## Supplied data
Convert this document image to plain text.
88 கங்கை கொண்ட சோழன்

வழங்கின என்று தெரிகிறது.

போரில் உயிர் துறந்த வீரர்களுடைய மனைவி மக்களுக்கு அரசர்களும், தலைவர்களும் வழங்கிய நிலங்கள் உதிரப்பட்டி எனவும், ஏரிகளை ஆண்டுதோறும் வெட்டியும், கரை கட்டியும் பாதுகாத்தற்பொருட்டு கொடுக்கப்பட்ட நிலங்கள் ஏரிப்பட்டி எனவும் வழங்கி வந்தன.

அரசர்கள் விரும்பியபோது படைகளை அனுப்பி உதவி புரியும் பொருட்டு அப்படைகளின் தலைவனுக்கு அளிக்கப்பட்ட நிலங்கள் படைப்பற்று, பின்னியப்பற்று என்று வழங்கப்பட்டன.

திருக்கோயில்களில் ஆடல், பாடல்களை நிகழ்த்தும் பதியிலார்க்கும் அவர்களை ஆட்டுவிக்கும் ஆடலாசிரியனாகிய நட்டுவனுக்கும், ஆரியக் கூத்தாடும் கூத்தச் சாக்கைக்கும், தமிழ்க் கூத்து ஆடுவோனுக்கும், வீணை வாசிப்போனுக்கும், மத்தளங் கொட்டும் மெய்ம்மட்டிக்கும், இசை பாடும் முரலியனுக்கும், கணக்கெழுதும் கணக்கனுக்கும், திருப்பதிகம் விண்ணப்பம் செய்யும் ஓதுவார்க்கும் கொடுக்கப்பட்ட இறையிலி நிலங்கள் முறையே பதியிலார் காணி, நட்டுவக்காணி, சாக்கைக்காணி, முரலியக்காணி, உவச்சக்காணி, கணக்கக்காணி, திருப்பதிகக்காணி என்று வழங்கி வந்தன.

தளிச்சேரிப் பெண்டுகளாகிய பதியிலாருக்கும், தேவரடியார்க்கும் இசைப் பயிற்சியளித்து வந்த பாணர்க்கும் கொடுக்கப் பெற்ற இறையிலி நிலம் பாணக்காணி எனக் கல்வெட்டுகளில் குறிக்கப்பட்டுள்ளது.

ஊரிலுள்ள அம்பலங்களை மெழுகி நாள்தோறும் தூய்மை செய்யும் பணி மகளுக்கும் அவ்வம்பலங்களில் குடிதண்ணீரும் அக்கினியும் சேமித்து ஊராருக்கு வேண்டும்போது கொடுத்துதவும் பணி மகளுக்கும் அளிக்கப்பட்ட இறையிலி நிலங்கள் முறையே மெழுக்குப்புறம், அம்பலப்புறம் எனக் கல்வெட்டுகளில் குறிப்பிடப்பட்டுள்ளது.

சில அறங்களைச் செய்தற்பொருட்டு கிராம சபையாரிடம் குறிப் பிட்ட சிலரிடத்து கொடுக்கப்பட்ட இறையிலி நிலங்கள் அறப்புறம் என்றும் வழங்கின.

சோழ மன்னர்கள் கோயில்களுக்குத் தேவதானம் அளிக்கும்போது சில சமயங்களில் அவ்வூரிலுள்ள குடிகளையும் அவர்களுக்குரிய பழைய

## Objective
Copy out every line where the word "அரசர" occurs.

## Solution to this problem
போரில் உயிர் துறந்த வீரர்களுடைய மனைவி மக்களுக்கு அரசர்களும், தலைவர்களும் வழங்கிய நிலங்கள் உதிரப்பட்டி எனவும், ஏரிகளை ஆண்டுதோறும் வெட்டியும், கரை கட்டியும் பாதுகாத்தற்பொருட்டு கொடுக்கப்பட்ட நிலங்கள் ஏரிப்பட்டி எனவும் வழங்கி வந்தன.
அரசர்கள் விரும்பியபோது படைகளை அனுப்பி உதவி புரியும் பொருட்டு அப்படைகளின் தலைவனுக்கு அளிக்கப்பட்ட நிலங்கள் படைப்பற்று, பின்னியப்பற்று என்று வழங்கப்பட்டன.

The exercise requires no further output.